----- MATERIAL TO PROCESS
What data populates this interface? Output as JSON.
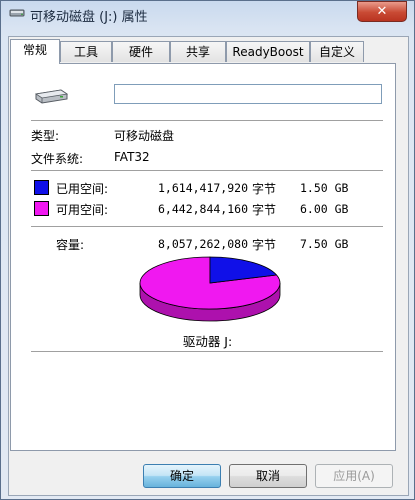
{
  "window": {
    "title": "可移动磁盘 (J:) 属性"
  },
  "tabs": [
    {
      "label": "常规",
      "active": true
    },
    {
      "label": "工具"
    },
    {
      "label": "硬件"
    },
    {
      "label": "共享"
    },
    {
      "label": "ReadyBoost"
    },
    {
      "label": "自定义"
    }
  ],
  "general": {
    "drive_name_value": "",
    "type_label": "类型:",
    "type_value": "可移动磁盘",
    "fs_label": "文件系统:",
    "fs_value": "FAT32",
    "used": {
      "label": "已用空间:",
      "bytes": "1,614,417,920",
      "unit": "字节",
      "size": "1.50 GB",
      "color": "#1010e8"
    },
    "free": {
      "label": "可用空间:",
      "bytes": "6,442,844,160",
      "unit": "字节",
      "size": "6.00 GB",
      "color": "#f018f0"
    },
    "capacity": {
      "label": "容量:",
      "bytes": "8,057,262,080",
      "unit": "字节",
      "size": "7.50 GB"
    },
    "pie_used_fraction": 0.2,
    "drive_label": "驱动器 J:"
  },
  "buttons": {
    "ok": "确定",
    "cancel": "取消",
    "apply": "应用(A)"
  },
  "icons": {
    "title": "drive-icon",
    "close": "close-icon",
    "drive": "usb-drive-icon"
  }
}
----------
----- MATERIAL TO PROCESS
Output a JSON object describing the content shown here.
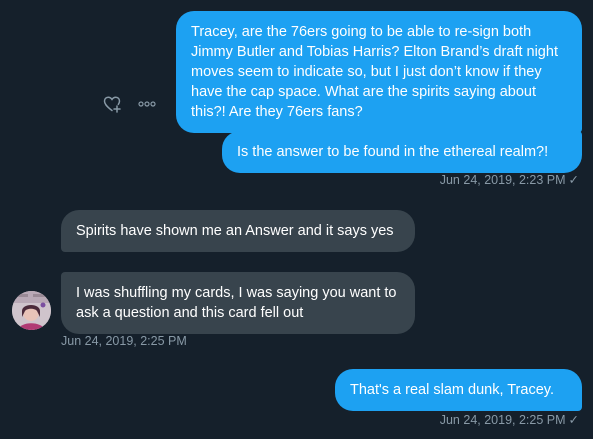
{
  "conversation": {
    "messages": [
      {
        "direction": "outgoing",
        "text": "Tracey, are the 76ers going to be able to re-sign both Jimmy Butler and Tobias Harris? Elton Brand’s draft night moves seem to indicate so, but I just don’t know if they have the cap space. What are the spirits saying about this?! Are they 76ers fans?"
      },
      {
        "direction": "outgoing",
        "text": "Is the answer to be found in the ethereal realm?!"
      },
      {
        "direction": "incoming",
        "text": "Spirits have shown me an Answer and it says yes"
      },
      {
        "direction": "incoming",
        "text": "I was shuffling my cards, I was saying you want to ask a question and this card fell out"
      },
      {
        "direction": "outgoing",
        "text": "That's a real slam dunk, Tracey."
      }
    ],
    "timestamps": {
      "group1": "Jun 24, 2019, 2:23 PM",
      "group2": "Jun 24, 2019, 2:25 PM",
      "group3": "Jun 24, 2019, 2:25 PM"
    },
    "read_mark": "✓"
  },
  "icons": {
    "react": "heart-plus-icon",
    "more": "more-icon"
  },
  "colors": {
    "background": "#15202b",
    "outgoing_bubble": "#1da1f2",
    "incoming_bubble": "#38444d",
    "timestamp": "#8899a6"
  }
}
----------
## WRITTEN TASK
Using the listing above, work out how many of its lines include "have", and give only the result.

## RESPONSE
2